* start *

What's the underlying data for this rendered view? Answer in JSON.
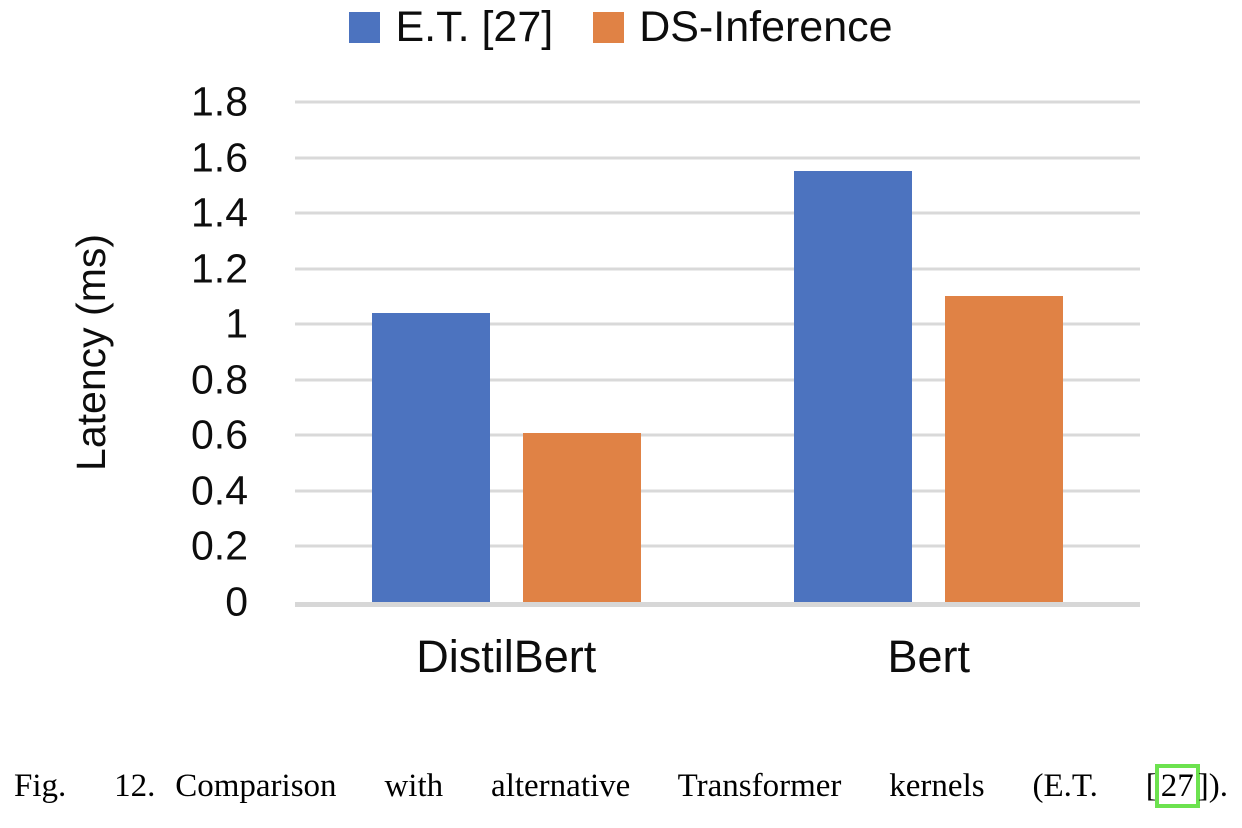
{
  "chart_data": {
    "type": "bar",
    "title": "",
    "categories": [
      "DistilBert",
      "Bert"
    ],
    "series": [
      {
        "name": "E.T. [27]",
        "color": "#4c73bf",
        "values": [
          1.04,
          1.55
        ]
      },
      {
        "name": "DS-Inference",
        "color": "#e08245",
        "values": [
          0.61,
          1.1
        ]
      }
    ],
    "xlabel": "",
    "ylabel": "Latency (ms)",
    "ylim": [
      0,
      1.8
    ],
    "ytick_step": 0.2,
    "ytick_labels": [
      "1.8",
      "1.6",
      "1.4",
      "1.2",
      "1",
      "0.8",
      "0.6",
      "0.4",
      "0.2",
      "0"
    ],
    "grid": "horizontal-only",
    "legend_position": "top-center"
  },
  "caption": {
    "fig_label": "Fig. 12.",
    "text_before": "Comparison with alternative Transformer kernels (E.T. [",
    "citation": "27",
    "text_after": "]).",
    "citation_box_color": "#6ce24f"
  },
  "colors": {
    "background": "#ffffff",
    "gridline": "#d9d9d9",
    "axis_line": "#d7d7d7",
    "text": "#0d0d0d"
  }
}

* end *
* start *

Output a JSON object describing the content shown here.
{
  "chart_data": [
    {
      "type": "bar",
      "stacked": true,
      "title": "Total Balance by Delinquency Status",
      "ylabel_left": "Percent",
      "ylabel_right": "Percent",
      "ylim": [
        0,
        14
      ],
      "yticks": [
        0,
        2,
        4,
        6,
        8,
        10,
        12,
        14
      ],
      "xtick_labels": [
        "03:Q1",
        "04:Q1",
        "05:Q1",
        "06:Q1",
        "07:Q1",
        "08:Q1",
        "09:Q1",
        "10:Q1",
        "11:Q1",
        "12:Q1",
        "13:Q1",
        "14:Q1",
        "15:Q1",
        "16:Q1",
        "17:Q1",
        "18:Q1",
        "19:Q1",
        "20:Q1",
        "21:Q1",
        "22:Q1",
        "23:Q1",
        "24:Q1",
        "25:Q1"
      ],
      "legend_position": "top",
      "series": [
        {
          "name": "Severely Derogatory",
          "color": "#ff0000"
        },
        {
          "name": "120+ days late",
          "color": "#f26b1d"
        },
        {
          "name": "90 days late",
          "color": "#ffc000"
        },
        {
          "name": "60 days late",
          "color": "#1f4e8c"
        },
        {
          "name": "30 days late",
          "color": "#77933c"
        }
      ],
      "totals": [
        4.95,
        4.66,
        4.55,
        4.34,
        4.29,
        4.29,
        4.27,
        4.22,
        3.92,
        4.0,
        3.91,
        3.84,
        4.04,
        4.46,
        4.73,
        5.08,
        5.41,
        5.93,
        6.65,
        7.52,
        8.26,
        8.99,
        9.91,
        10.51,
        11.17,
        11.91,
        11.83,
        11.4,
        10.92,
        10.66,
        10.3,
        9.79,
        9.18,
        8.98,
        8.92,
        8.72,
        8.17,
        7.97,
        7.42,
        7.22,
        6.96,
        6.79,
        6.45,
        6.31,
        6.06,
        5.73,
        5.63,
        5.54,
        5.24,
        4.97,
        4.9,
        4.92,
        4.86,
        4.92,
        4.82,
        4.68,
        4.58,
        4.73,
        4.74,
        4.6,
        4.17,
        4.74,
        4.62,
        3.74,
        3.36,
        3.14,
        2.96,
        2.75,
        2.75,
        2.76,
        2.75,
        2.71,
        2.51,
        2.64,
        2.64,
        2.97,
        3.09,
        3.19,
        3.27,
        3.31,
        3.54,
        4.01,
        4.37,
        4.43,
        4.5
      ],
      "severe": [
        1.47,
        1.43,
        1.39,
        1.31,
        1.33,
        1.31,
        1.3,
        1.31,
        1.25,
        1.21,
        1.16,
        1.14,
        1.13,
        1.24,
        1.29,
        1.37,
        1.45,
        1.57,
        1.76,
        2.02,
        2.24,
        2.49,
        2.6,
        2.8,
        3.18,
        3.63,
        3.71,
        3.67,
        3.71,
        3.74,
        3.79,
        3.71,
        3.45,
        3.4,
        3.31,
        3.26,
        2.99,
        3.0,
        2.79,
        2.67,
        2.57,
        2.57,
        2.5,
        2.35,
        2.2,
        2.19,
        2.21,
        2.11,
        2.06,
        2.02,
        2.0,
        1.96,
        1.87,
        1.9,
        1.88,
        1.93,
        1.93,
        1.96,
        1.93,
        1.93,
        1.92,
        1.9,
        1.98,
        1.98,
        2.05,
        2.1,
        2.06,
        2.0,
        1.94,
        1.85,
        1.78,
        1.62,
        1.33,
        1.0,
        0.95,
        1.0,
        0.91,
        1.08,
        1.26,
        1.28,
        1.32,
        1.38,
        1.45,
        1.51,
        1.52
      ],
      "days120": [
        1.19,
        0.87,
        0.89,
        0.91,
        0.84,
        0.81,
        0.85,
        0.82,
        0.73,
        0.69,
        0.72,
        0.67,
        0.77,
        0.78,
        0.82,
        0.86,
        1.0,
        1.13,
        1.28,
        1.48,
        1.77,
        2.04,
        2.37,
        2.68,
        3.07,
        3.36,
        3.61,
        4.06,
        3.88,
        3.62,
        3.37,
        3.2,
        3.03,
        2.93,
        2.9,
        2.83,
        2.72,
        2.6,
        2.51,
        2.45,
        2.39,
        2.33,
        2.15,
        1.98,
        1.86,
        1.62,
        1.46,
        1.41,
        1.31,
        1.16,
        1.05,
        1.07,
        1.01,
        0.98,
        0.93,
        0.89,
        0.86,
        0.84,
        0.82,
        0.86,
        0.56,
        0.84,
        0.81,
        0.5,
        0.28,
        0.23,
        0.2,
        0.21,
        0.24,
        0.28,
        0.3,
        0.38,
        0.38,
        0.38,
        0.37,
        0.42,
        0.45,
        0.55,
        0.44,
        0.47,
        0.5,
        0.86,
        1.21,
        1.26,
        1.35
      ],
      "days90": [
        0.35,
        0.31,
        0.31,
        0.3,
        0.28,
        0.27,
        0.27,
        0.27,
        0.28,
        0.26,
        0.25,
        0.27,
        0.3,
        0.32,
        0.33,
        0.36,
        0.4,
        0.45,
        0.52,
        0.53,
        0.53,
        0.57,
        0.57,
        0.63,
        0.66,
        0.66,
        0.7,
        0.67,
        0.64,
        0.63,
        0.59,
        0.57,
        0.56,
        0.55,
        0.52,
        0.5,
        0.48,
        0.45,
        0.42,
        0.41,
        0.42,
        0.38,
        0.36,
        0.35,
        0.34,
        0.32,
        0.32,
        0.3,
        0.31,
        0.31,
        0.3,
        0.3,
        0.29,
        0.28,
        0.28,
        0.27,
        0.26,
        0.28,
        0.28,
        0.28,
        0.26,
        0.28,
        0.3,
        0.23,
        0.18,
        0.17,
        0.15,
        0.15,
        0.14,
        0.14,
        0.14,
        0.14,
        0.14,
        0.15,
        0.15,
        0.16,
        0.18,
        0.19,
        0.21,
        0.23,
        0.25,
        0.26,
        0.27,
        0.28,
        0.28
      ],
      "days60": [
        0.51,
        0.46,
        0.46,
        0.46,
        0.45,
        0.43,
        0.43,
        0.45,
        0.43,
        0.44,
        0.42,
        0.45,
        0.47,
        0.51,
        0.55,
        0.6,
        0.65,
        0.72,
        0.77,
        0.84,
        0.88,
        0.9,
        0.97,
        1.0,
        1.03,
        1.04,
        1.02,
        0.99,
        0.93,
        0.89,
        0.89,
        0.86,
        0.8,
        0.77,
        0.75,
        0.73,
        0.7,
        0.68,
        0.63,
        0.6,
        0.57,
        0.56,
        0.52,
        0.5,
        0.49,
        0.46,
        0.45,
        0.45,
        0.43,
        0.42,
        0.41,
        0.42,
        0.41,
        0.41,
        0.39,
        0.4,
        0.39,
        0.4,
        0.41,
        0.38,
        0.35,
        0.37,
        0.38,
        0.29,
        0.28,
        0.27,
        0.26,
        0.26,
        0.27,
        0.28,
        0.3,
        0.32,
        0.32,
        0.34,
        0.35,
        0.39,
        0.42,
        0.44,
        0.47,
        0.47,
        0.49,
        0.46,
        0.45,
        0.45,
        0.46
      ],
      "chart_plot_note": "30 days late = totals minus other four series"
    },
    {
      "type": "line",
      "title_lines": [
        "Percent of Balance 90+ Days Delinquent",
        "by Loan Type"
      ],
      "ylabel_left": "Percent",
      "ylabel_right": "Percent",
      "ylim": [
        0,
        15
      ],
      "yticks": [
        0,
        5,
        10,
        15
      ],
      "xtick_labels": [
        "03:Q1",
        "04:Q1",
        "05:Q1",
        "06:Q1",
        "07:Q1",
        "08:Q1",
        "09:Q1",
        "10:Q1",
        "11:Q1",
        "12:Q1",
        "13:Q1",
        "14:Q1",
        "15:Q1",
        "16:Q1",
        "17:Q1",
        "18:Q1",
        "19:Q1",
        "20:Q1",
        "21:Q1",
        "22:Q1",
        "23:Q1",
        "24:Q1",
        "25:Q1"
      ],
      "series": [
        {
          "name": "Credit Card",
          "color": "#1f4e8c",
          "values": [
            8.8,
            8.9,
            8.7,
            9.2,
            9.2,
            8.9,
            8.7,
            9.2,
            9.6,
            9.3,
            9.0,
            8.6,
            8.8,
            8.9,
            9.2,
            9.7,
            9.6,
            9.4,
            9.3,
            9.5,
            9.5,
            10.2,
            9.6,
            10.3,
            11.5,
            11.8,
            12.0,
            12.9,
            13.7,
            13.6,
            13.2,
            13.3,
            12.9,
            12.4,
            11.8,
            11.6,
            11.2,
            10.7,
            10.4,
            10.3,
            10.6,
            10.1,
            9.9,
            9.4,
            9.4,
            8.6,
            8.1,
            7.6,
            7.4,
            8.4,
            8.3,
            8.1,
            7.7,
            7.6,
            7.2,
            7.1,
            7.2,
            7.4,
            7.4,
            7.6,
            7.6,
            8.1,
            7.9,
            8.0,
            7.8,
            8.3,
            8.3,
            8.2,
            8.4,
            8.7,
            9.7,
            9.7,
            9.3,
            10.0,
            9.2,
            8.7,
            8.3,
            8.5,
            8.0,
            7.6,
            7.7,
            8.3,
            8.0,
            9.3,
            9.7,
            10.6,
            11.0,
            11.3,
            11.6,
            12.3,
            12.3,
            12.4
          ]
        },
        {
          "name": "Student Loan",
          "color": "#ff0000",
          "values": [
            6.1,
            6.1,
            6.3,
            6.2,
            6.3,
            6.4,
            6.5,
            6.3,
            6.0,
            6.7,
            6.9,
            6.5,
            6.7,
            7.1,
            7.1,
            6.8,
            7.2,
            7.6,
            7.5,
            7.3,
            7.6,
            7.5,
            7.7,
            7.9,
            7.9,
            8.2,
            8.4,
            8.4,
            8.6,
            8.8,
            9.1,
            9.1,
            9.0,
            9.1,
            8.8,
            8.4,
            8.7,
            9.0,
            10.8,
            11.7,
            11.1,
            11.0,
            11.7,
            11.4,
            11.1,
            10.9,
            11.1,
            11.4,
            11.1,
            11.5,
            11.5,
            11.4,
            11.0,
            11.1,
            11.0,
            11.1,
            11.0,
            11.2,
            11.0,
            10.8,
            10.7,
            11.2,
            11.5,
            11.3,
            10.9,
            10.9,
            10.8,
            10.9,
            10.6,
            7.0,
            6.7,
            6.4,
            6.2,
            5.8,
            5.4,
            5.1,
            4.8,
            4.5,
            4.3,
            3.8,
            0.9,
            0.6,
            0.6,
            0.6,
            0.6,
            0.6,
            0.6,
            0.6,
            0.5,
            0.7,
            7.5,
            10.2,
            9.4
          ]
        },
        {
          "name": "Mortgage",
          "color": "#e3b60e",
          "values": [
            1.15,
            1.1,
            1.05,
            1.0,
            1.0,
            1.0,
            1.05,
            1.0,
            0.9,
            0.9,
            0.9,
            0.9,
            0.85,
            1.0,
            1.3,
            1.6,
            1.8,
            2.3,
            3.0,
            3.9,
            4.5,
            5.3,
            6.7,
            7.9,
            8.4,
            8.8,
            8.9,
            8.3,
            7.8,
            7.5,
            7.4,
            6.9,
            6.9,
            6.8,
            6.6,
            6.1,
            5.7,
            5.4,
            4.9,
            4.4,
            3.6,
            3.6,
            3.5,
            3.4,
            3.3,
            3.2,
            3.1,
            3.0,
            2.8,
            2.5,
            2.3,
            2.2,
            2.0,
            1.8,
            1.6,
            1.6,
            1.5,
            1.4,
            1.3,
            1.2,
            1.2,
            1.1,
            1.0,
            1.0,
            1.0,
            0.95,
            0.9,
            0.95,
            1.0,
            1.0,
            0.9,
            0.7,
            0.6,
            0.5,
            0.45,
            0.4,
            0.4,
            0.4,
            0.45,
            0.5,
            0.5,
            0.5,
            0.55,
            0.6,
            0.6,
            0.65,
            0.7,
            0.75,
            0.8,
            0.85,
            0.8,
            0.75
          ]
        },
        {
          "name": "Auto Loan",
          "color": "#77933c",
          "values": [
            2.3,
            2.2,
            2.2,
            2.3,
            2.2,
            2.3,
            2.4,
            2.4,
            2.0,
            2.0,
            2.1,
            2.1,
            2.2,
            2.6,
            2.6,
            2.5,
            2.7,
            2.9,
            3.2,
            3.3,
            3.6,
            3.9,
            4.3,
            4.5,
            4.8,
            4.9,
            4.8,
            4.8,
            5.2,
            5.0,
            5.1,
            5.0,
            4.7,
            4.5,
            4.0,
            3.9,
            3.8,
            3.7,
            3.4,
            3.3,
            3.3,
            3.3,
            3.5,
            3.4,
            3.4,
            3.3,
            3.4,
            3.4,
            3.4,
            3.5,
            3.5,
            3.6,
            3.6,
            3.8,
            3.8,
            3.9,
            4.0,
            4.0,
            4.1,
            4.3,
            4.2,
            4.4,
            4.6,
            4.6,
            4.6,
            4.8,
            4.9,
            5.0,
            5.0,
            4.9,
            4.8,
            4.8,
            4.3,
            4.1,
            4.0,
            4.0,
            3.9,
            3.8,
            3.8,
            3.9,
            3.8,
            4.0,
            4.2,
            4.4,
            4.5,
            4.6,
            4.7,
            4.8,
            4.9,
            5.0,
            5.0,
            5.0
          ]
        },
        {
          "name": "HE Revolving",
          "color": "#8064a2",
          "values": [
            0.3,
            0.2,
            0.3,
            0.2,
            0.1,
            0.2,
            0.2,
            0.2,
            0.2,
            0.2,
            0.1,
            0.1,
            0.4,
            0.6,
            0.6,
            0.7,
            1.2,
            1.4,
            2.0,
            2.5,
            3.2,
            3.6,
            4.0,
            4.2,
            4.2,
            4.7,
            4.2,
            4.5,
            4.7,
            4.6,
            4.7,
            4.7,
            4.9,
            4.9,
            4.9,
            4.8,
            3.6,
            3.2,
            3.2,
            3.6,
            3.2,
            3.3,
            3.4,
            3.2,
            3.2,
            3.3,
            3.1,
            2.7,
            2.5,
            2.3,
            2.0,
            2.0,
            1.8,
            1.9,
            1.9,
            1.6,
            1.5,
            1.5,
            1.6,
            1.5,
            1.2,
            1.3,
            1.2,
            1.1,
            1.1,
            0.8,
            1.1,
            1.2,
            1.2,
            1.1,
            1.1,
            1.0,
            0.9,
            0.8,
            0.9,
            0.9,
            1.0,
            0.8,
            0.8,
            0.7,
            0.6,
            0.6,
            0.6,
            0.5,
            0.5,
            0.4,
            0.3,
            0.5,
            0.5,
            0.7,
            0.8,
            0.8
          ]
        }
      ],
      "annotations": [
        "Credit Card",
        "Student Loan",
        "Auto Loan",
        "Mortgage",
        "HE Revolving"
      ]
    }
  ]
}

* end *

Given task: Copy out each line of the records that holds the string "series".

Complete answer:
    "series": [
      "series": [
      "chart_plot_note": "30 days late = totals minus other four series"
      "series": [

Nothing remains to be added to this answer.